Data lines:
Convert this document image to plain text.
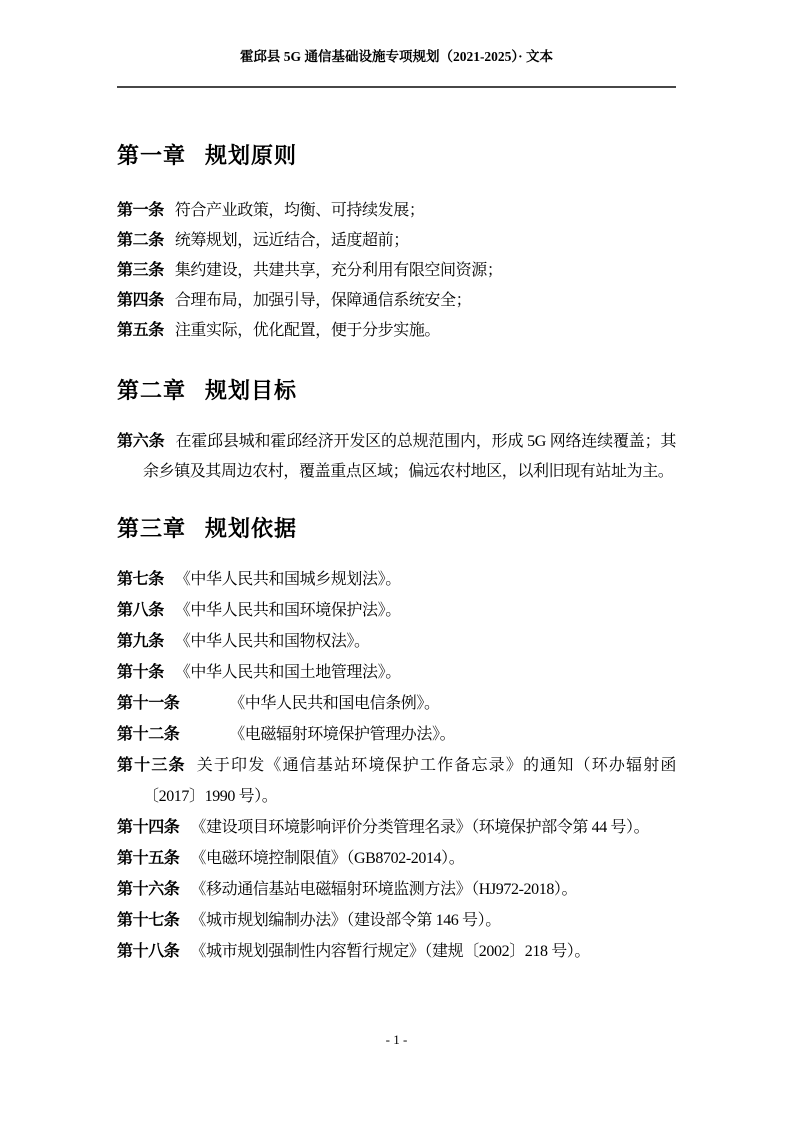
霍邱县 5G 通信基础设施专项规划（2021-2025）· 文本
第一章 规划原则

第一条 符合产业政策，均衡、可持续发展；

第二条 统筹规划，远近结合，适度超前；

第三条 集约建设，共建共享，充分利用有限空间资源；

第四条 合理布局，加强引导，保障通信系统安全；

第五条 注重实际，优化配置，便于分步实施。

第二章 规划目标

第六条 在霍邱县城和霍邱经济开发区的总规范围内，形成 5G 网络连续覆盖；其余乡镇及其周边农村，覆盖重点区域；偏远农村地区，以利旧现有站址为主。

第三章 规划依据

第七条 《中华人民共和国城乡规划法》。

第八条 《中华人民共和国环境保护法》。

第九条 《中华人民共和国物权法》。

第十条 《中华人民共和国土地管理法》。

第十一条　　　《中华人民共和国电信条例》。

第十二条　　　《电磁辐射环境保护管理办法》。

第十三条 关于印发《通信基站环境保护工作备忘录》的通知（环办辐射函〔2017〕1990 号）。

第十四条 《建设项目环境影响评价分类管理名录》（环境保护部令第 44 号）。

第十五条 《电磁环境控制限值》（GB8702-2014）。

第十六条 《移动通信基站电磁辐射环境监测方法》（HJ972-2018）。

第十七条 《城市规划编制办法》（建设部令第 146 号）。

第十八条 《城市规划强制性内容暂行规定》（建规〔2002〕218 号）。

- 1 -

What you are asked to do:
Repeat the material exactly as it reads, without any of its pictures.

Result of this task:
Convert this document image to plain text.
霍邱县 5G 通信基础设施专项规划（2021-2025）· 文本
第一章 规划原则

第一条 符合产业政策，均衡、可持续发展；

第二条 统筹规划，远近结合，适度超前；

第三条 集约建设，共建共享，充分利用有限空间资源；

第四条 合理布局，加强引导，保障通信系统安全；

第五条 注重实际，优化配置，便于分步实施。

第二章 规划目标

第六条 在霍邱县城和霍邱经济开发区的总规范围内，形成 5G 网络连续覆盖；其余乡镇及其周边农村，覆盖重点区域；偏远农村地区，以利旧现有站址为主。

第三章 规划依据

第七条 《中华人民共和国城乡规划法》。

第八条 《中华人民共和国环境保护法》。

第九条 《中华人民共和国物权法》。

第十条 《中华人民共和国土地管理法》。

第十一条　　　《中华人民共和国电信条例》。

第十二条　　　《电磁辐射环境保护管理办法》。

第十三条 关于印发《通信基站环境保护工作备忘录》的通知（环办辐射函〔2017〕1990 号）。

第十四条 《建设项目环境影响评价分类管理名录》（环境保护部令第 44 号）。

第十五条 《电磁环境控制限值》（GB8702-2014）。

第十六条 《移动通信基站电磁辐射环境监测方法》（HJ972-2018）。

第十七条 《城市规划编制办法》（建设部令第 146 号）。

第十八条 《城市规划强制性内容暂行规定》（建规〔2002〕218 号）。

- 1 -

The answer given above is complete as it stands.